• PROVIDED RECORDS
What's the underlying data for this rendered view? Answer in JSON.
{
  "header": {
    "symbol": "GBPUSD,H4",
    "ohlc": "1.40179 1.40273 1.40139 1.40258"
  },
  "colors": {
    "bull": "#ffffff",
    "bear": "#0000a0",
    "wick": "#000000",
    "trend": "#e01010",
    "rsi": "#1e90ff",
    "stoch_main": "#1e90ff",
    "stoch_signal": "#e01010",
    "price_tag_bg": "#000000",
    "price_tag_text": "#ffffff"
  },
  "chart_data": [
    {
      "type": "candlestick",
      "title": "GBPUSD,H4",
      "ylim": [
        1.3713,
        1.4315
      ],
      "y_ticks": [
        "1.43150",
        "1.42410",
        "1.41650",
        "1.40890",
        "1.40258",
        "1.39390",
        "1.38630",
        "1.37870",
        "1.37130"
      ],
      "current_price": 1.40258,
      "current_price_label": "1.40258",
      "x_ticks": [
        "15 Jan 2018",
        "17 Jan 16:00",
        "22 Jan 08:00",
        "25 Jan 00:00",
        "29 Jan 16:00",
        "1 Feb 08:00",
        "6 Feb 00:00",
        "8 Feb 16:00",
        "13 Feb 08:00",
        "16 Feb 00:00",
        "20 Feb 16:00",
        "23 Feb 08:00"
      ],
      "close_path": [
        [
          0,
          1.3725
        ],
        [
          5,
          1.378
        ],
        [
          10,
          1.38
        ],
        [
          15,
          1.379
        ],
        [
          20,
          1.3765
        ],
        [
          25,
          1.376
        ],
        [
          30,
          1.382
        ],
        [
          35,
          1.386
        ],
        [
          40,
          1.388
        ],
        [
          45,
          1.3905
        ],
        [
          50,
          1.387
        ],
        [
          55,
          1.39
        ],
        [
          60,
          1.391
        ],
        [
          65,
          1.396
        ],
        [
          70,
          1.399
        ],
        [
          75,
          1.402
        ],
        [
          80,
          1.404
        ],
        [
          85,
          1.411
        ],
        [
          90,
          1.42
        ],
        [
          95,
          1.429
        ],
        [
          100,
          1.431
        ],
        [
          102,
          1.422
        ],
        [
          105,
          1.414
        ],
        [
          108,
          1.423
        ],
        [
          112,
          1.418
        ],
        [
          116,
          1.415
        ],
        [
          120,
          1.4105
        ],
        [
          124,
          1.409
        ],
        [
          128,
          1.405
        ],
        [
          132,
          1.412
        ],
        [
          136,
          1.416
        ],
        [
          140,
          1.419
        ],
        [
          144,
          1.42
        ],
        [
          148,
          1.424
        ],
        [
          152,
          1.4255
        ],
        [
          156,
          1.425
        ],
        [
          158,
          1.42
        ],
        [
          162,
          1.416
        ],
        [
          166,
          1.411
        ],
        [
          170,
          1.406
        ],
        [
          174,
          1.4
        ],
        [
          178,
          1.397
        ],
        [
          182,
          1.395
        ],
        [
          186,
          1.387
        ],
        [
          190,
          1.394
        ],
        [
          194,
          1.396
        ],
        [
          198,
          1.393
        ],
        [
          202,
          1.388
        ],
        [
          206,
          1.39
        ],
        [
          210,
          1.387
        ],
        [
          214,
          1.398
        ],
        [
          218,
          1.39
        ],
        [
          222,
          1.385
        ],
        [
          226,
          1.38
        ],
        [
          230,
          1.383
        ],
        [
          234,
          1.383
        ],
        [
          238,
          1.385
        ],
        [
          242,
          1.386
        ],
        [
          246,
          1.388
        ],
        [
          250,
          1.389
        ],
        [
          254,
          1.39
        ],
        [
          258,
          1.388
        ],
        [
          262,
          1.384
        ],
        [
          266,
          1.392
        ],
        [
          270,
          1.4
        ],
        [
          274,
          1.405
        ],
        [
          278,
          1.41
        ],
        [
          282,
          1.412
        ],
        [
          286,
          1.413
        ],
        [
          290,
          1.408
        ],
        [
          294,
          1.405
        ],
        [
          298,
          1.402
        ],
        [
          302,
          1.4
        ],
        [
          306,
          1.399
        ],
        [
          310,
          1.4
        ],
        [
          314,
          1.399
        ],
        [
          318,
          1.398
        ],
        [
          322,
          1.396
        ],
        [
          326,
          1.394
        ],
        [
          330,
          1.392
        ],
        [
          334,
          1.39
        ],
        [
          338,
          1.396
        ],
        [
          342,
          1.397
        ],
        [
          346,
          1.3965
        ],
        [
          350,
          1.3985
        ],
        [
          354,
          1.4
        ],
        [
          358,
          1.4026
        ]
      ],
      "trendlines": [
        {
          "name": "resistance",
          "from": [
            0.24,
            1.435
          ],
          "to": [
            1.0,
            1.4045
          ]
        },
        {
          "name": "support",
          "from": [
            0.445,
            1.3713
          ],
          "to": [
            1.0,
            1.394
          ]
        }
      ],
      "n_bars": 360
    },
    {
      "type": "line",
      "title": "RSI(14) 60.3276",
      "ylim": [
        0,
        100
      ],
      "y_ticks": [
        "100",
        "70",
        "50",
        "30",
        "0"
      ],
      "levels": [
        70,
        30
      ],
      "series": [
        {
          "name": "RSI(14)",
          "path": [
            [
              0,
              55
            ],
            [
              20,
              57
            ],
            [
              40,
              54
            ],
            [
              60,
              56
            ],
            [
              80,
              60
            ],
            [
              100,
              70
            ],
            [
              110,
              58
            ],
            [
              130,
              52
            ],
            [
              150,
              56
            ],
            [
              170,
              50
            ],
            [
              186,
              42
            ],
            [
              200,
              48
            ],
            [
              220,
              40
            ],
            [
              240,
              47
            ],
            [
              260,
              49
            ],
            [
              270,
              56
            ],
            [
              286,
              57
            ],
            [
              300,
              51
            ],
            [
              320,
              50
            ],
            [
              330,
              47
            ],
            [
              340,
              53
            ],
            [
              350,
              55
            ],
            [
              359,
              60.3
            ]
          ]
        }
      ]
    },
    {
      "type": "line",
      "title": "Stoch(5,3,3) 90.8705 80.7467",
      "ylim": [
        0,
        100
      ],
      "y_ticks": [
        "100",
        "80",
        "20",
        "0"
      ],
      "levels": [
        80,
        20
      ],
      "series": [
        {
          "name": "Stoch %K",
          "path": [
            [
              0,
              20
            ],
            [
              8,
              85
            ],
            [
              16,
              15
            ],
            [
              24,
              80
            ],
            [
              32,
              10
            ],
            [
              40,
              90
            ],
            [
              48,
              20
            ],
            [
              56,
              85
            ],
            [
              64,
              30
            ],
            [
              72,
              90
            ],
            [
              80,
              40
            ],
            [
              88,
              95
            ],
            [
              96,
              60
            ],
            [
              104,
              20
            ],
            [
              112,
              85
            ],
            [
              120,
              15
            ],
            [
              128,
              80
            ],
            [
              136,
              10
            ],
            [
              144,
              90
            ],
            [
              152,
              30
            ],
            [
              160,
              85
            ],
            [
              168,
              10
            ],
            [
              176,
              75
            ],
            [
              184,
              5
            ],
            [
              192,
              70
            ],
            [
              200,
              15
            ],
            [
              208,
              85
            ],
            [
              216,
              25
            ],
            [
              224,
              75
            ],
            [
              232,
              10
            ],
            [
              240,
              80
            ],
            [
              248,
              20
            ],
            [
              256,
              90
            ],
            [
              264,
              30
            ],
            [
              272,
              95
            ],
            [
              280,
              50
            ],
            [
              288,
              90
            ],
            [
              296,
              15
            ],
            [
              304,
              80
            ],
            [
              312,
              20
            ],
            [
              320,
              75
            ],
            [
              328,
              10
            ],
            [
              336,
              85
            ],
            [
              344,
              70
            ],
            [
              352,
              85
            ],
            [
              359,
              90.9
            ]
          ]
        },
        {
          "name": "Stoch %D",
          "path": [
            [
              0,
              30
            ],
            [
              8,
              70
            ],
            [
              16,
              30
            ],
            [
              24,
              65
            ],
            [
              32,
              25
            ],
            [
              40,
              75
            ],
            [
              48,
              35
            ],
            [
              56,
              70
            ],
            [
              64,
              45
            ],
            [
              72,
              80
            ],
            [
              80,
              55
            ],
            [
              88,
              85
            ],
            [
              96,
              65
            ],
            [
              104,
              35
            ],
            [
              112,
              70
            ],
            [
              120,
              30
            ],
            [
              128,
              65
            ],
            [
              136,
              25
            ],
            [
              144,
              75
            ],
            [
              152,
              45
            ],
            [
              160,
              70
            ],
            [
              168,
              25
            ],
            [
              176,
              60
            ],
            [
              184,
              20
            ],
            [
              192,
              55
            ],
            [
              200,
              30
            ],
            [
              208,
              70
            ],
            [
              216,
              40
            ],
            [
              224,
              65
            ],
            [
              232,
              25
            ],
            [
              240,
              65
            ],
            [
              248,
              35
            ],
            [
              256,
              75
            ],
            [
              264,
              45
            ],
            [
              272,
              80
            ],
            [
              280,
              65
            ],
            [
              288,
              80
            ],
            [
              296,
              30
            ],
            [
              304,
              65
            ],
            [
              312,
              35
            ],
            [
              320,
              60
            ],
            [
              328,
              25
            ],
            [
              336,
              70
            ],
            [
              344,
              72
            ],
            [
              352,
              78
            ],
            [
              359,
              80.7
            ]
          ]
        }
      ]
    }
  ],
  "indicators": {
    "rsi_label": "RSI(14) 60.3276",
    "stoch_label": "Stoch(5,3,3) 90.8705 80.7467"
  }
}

• THE PROBLEM
Your answer should be a single number: the count of lines in these records that hold the string "name".

• SOLUTION TO THIS TASK
5